Output every line below without omitting or altering anything.
=======
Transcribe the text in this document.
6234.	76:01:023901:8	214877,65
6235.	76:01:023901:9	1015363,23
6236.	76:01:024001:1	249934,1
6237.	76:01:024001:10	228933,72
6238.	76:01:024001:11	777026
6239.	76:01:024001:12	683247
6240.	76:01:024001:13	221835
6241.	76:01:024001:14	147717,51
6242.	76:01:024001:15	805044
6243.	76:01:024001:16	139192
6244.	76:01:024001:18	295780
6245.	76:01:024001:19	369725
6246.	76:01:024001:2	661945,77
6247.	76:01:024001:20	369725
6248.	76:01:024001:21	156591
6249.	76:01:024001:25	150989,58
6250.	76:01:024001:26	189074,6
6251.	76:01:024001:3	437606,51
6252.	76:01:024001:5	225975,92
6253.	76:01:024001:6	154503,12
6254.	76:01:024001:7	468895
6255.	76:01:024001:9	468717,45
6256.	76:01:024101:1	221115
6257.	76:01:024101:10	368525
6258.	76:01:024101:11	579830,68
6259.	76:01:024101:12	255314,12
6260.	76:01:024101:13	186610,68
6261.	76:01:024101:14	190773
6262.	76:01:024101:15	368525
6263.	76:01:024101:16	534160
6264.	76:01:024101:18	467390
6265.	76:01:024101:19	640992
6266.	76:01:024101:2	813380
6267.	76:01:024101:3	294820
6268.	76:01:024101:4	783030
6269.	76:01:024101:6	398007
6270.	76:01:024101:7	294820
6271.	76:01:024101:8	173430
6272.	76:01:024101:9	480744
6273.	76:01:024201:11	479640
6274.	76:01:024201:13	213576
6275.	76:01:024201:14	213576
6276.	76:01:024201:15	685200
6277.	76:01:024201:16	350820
=======
» **Solution to the problem**:
Transcribe the text in this document.
6234.	76:01:023901:8	214877,65
6235.	76:01:023901:9	1015363,23
6236.	76:01:024001:1	249934,1
6237.	76:01:024001:10	228933,72
6238.	76:01:024001:11	777026
6239.	76:01:024001:12	683247
6240.	76:01:024001:13	221835
6241.	76:01:024001:14	147717,51
6242.	76:01:024001:15	805044
6243.	76:01:024001:16	139192
6244.	76:01:024001:18	295780
6245.	76:01:024001:19	369725
6246.	76:01:024001:2	661945,77
6247.	76:01:024001:20	369725
6248.	76:01:024001:21	156591
6249.	76:01:024001:25	150989,58
6250.	76:01:024001:26	189074,6
6251.	76:01:024001:3	437606,51
6252.	76:01:024001:5	225975,92
6253.	76:01:024001:6	154503,12
6254.	76:01:024001:7	468895
6255.	76:01:024001:9	468717,45
6256.	76:01:024101:1	221115
6257.	76:01:024101:10	368525
6258.	76:01:024101:11	579830,68
6259.	76:01:024101:12	255314,12
6260.	76:01:024101:13	186610,68
6261.	76:01:024101:14	190773
6262.	76:01:024101:15	368525
6263.	76:01:024101:16	534160
6264.	76:01:024101:18	467390
6265.	76:01:024101:19	640992
6266.	76:01:024101:2	813380
6267.	76:01:024101:3	294820
6268.	76:01:024101:4	783030
6269.	76:01:024101:6	398007
6270.	76:01:024101:7	294820
6271.	76:01:024101:8	173430
6272.	76:01:024101:9	480744
6273.	76:01:024201:11	479640
6274.	76:01:024201:13	213576
6275.	76:01:024201:14	213576
6276.	76:01:024201:15	685200
6277.	76:01:024201:16	350820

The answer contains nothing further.